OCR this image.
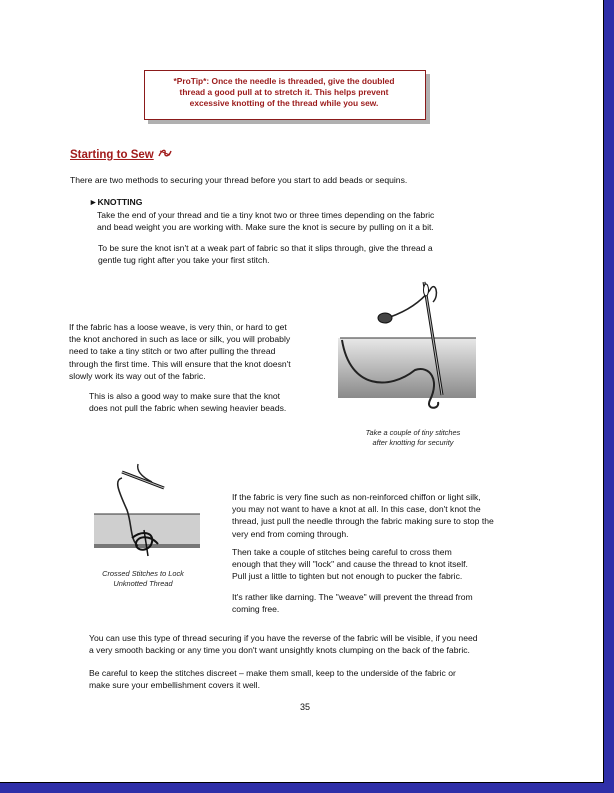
*ProTip*: Once the needle is threaded, give the doubled
thread a good pull at to stretch it. This helps prevent
excessive knotting of the thread while you sew.
Starting to Sew
There are two methods to securing your thread before you start to add beads or sequins.
►KNOTTING
Take the end of your thread and tie a tiny knot two or three times depending on the fabric
and bead weight you are working with. Make sure the knot is secure by pulling on it a bit.
To be sure the knot isn't at a weak part of fabric so that it slips through, give the thread a
gentle tug right after you take your first stitch.
If the fabric has a loose weave, is very thin, or hard to get
the knot anchored in such as lace or silk, you will probably
need to take a tiny stitch or two after pulling the thread
through the first time. This will ensure that the knot doesn't
slowly work its way out of the fabric.
This is also a good way to make sure that the knot
does not pull the fabric when sewing heavier beads.
Take a couple of tiny stitches
after knotting for security
Crossed Stitches to Lock
Unknotted Thread
If the fabric is very fine such as non-reinforced chiffon or light silk,
you may not want to have a knot at all. In this case, don't knot the
thread, just pull the needle through the fabric making sure to stop the
very end from coming through.
Then take a couple of stitches being careful to cross them
enough that they will "lock" and cause the thread to knot itself.
Pull just a little to tighten but not enough to pucker the fabric.
It's rather like darning. The "weave" will prevent the thread from
coming free.
You can use this type of thread securing if you have the reverse of the fabric will be visible, if you need
a very smooth backing or any time you don't want unsightly knots clumping on the back of the fabric.
Be careful to keep the stitches discreet – make them small, keep to the underside of the fabric or
make sure your embellishment covers it well.
35
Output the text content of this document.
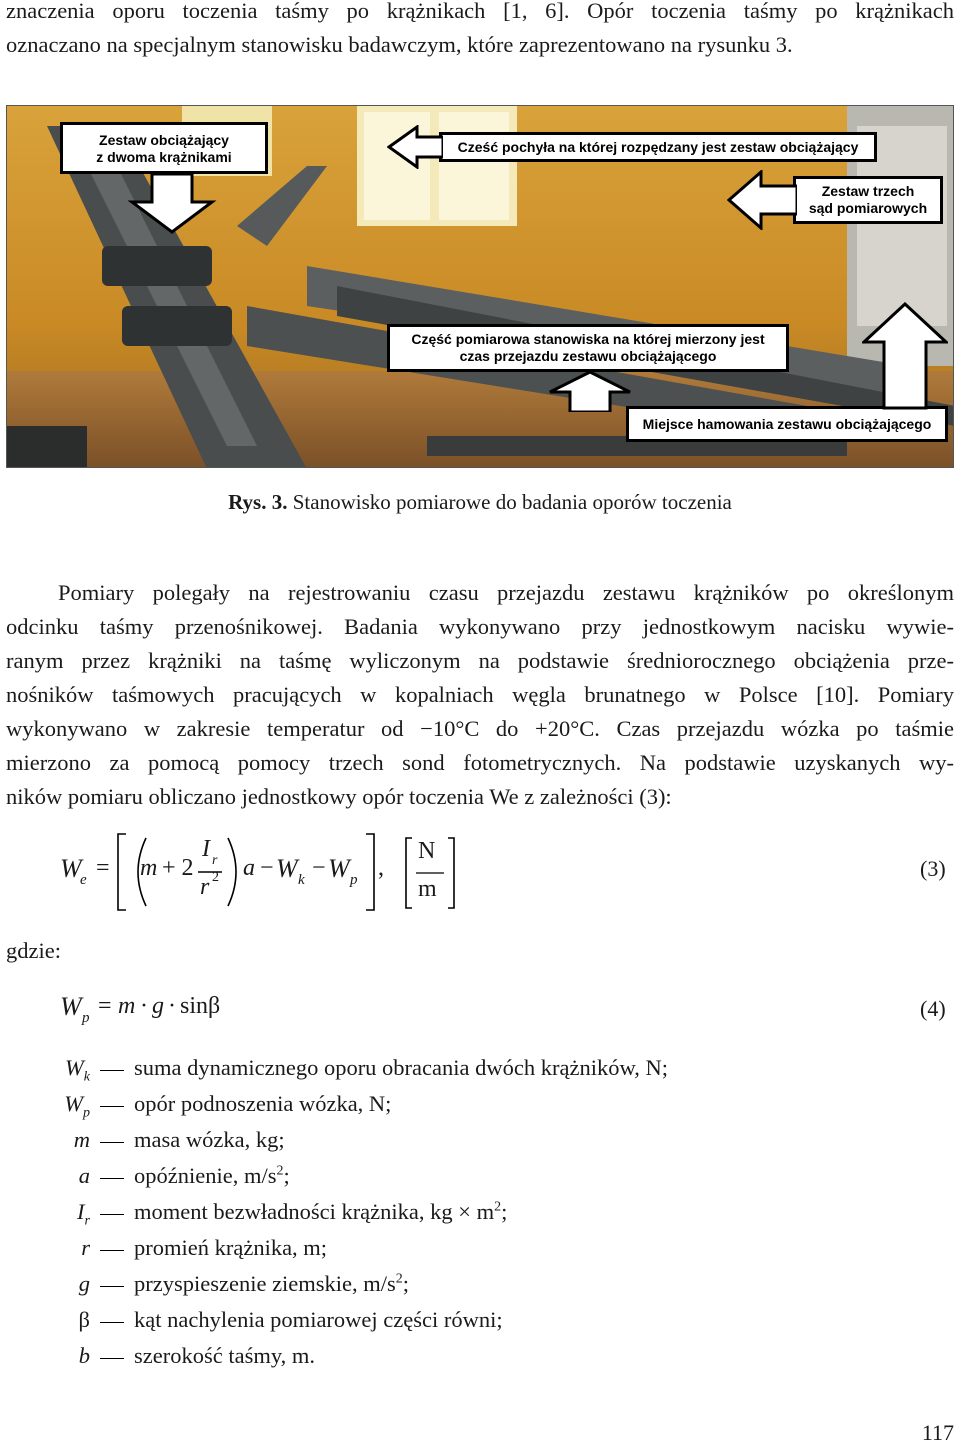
znaczenia oporu toczenia taśmy po krążnikach [1, 6]. Opór toczenia taśmy po krążnikach
oznaczano na specjalnym stanowisku badawczym, które zaprezentowano na rysunku 3.
Zestaw obciążający
z dwoma krążnikami
Cześć pochyła na której rozpędzany jest zestaw obciążający
Zestaw trzech
sąd pomiarowych
Część pomiarowa stanowiska na której mierzony jest
czas przejazdu zestawu obciążającego
Miejsce hamowania zestawu obciążającego
Rys. 3. Stanowisko pomiarowe do badania oporów toczenia
Pomiary polegały na rejestrowaniu czasu przejazdu zestawu krążników po określonym
odcinku taśmy przenośnikowej. Badania wykonywano przy jednostkowym nacisku wywie-
ranym przez krążniki na taśmę wyliczonym na podstawie średniorocznego obciążenia prze-
nośników taśmowych pracujących w kopalniach węgla brunatnego w Polsce [10]. Pomiary
wykonywano w zakresie temperatur od −10°C do +20°C. Czas przejazdu wózka po taśmie
mierzono za pomocą pomocy trzech sond fotometrycznych. Na podstawie uzyskanych wy-
ników pomiaru obliczano jednostkowy opór toczenia We z zależności (3):
W
e = m + 2
I r
r 2 a − W k − W p ,
N
m
(3)
gdzie:
W p = m · g · sinβ	(4)
$W_k$ suma dynamicznego oporu obracania dwóch krążników, N;
$W_p$ opór podnoszenia wózka, N;
m masa wózka, kg;
a opóźnienie, $m/s^2$;
$I_r$ moment bezwładności krążnika, kg × $m^2$;
r promień krążnika, m;
g przyspieszenie ziemskie, $m/s^2$;
β kąt nachylenia pomiarowej części równi;
b szerokość taśmy, m.
117
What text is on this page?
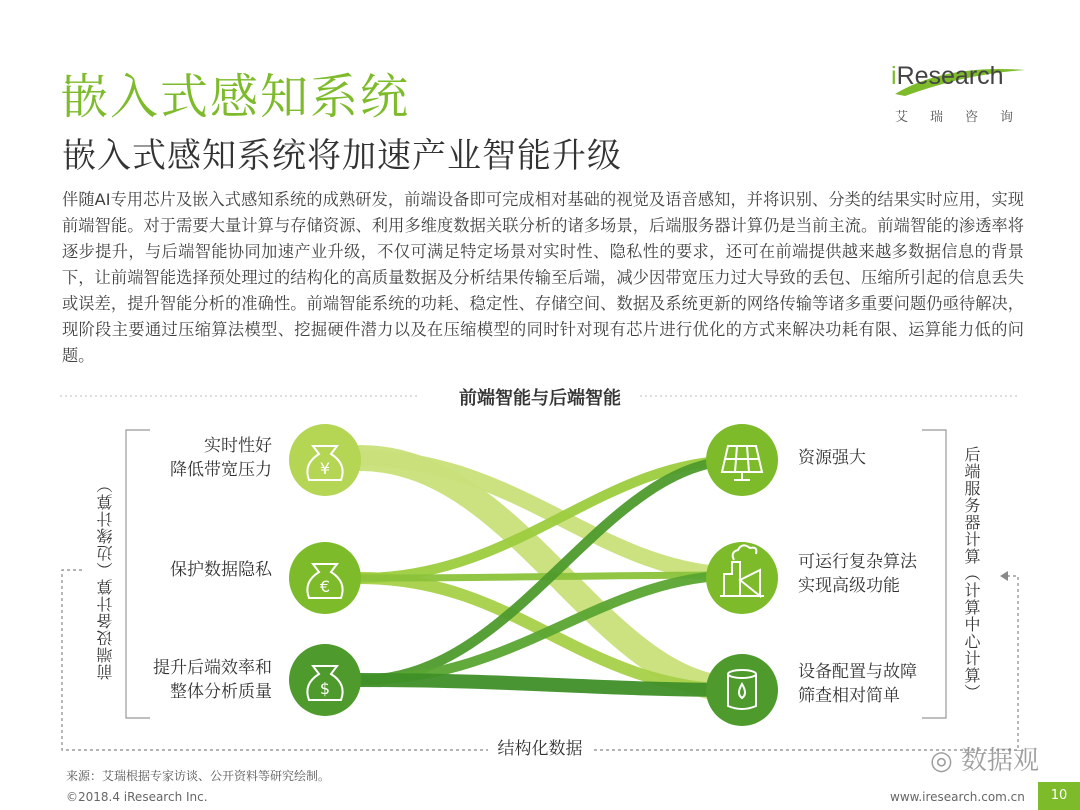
嵌入式感知系统
嵌入式感知系统将加速产业智能升级
iResearch
艾瑞咨询
伴随AI专用芯片及嵌入式感知系统的成熟研发，前端设备即可完成相对基础的视觉及语音感知，并将识别、分类的结果实时应用，实现前端智能。对于需要大量计算与存储资源、利用多维度数据关联分析的诸多场景，后端服务器计算仍是当前主流。前端智能的渗透率将逐步提升，与后端智能协同加速产业升级，不仅可满足特定场景对实时性、隐私性的要求，还可在前端提供越来越多数据信息的背景下，让前端智能选择预处理过的结构化的高质量数据及分析结果传输至后端，减少因带宽压力过大导致的丢包、压缩所引起的信息丢失或误差，提升智能分析的准确性。前端智能系统的功耗、稳定性、存储空间、数据及系统更新的网络传输等诸多重要问题仍亟待解决，现阶段主要通过压缩算法模型、挖掘硬件潜力以及在压缩模型的同时针对现有芯片进行优化的方式来解决功耗有限、运算能力低的问题。
¥
€
$
前端智能与后端智能
实时性好
降低带宽压力
保护数据隐私
提升后端效率和
整体分析质量
资源强大
可运行复杂算法
实现高级功能
设备配置与故障
筛查相对简单
前端设备计算（边缘计算）	后端服务器计算（计算中心计算）
结构化数据
来源：艾瑞根据专家访谈、公开资料等研究绘制。	◎ 数据观
©2018.4 iResearch Inc.	www.iresearch.com.cn	10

* What you will do
Give the count of lines in the listing that hold the word "have", with no other text.

* Full response
2